_Aim of the task_. All lines with the word "کتاب" are to be found and copied from the listing.

_Data for this exercise_.
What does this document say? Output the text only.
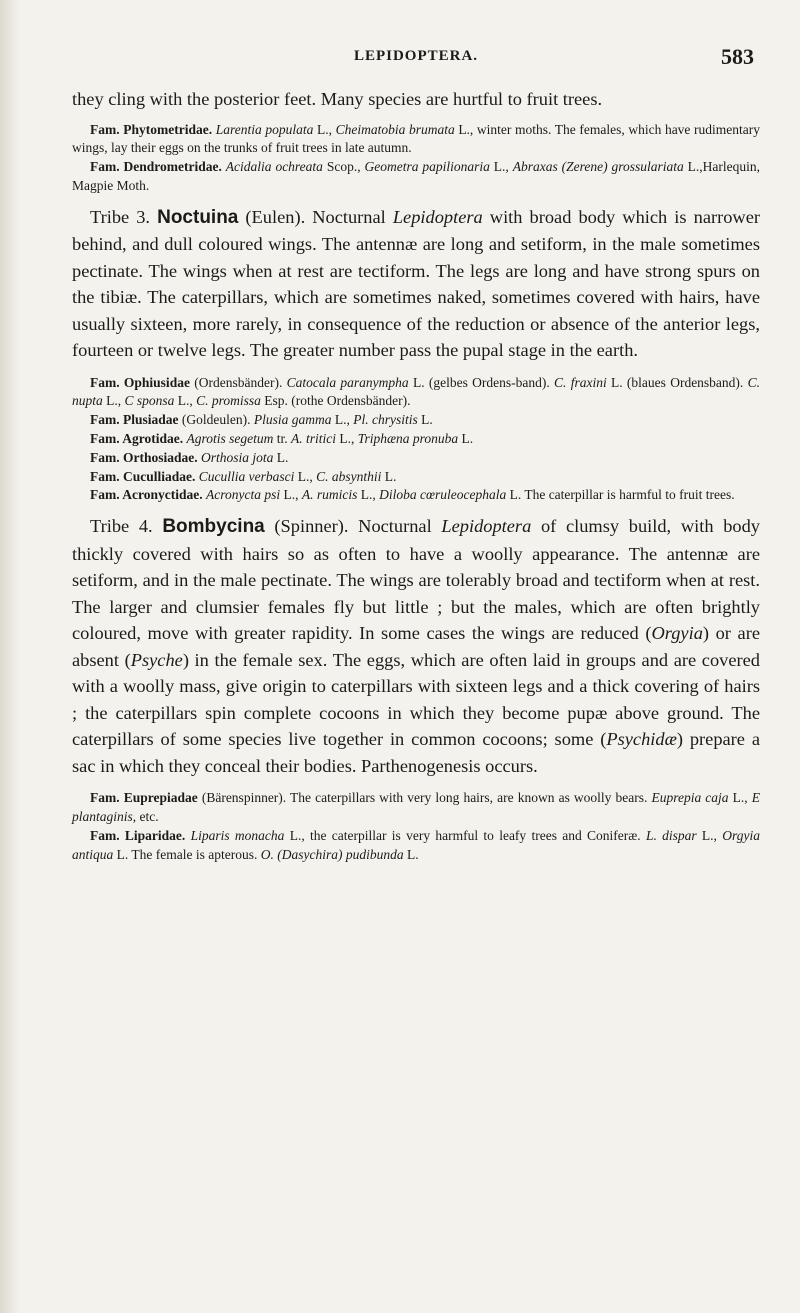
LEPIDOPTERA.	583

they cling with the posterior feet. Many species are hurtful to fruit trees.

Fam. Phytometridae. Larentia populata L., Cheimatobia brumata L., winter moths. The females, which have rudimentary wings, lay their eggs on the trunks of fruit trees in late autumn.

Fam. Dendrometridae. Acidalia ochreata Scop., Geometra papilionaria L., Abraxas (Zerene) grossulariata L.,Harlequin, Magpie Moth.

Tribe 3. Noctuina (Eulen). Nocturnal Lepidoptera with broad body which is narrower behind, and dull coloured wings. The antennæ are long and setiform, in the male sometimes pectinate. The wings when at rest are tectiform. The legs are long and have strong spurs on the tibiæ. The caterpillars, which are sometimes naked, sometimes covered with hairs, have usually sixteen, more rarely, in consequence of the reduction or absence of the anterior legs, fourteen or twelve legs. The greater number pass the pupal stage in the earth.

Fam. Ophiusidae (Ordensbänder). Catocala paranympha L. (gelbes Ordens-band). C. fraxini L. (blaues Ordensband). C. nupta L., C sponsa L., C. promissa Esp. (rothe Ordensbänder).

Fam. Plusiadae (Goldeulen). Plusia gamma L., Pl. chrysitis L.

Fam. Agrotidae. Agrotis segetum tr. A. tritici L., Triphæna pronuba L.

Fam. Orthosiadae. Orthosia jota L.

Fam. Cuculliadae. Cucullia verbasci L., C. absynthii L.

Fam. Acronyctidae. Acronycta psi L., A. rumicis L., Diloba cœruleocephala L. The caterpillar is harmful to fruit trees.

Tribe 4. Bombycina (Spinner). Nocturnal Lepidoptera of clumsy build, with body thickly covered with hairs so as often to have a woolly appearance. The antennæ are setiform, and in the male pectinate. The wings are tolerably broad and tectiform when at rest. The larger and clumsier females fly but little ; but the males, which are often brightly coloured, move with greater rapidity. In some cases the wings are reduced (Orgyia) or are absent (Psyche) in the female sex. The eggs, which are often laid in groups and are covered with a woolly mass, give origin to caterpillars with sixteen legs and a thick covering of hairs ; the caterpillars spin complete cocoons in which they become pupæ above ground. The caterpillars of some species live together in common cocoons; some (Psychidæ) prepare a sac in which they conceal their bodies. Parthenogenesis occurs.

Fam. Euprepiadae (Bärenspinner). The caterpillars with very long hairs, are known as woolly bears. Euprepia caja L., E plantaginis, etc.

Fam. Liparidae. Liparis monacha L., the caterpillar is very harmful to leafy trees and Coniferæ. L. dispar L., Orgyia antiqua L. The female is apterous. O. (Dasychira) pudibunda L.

---

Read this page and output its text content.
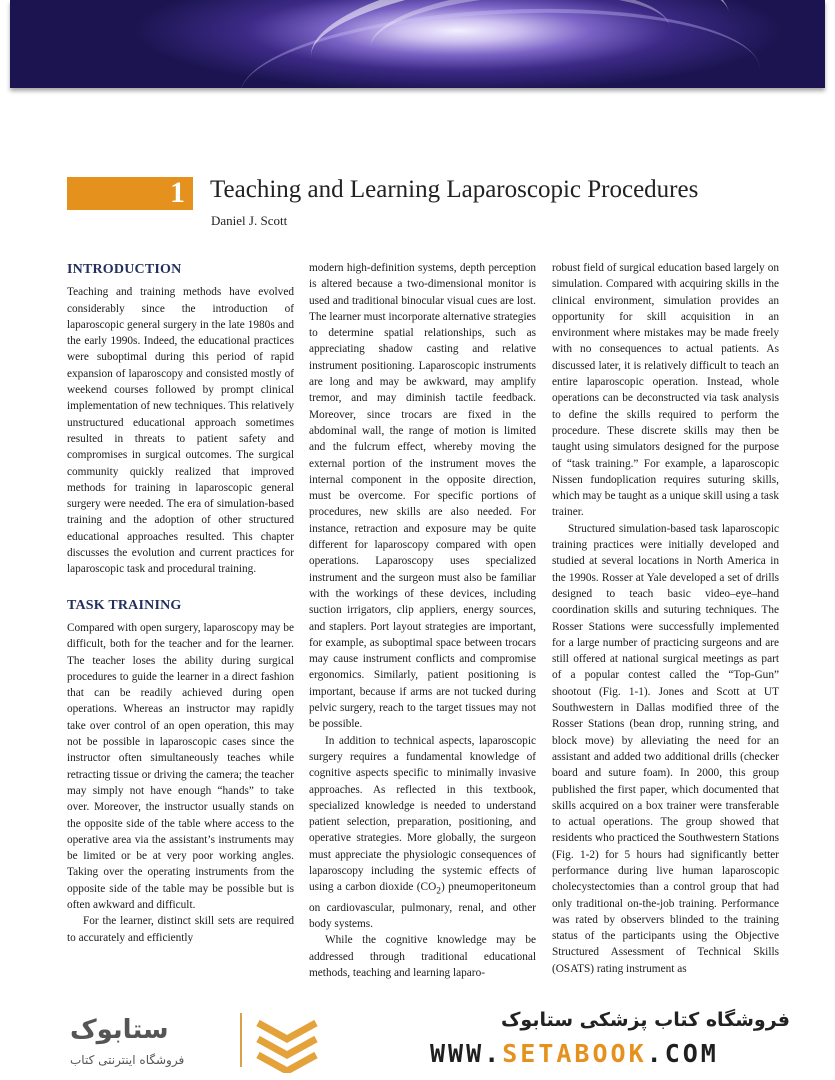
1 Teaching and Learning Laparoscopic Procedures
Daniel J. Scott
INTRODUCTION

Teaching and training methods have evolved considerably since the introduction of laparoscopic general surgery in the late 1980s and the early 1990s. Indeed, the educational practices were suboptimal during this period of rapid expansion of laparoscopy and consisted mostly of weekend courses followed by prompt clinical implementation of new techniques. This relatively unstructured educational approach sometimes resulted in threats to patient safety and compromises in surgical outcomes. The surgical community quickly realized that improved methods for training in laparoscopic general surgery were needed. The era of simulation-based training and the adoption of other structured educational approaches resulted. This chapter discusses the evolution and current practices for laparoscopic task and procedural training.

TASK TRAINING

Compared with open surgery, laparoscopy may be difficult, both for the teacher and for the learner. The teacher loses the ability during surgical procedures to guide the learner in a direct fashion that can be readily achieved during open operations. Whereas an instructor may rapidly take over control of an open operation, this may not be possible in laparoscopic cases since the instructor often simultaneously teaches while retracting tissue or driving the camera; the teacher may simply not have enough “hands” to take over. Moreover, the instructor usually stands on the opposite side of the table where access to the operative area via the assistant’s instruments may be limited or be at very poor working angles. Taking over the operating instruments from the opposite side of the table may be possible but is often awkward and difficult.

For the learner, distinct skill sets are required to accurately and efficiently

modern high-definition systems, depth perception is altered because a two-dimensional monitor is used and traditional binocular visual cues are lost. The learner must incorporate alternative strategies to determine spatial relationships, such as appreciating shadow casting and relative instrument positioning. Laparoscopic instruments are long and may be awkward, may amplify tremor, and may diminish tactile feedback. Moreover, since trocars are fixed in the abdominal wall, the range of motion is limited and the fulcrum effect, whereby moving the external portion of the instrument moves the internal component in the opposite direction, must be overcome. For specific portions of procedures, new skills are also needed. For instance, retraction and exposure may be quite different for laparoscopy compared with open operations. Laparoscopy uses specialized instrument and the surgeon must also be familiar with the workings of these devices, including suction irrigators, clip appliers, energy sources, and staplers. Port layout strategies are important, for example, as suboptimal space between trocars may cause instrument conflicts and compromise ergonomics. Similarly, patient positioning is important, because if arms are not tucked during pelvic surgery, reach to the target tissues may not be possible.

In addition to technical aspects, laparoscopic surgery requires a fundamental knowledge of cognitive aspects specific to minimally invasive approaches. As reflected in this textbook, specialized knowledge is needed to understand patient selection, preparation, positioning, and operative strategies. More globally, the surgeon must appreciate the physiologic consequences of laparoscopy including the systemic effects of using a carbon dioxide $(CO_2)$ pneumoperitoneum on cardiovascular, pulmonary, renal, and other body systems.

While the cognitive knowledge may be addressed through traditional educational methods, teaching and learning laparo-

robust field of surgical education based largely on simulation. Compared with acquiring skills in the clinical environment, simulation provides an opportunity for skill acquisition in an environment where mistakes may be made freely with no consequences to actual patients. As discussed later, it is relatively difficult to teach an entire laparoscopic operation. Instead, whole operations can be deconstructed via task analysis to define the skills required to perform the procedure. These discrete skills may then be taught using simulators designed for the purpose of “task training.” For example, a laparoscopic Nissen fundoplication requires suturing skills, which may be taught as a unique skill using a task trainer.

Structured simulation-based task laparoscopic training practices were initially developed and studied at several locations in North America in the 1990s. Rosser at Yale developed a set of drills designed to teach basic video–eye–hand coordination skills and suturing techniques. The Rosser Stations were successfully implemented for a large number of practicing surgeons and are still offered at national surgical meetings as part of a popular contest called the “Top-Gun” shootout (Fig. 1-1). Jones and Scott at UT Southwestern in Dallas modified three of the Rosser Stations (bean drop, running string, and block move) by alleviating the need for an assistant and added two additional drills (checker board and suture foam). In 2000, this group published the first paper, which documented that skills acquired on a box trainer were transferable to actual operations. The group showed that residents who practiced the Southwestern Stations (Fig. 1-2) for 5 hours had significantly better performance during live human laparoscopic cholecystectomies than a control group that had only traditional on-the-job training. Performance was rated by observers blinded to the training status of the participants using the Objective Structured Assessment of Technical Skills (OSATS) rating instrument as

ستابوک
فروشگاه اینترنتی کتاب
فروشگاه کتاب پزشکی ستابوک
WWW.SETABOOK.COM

_Result of the exercise_.
فروشگاه اینترنتی کتاب
فروشگاه کتاب پزشکی ستابوک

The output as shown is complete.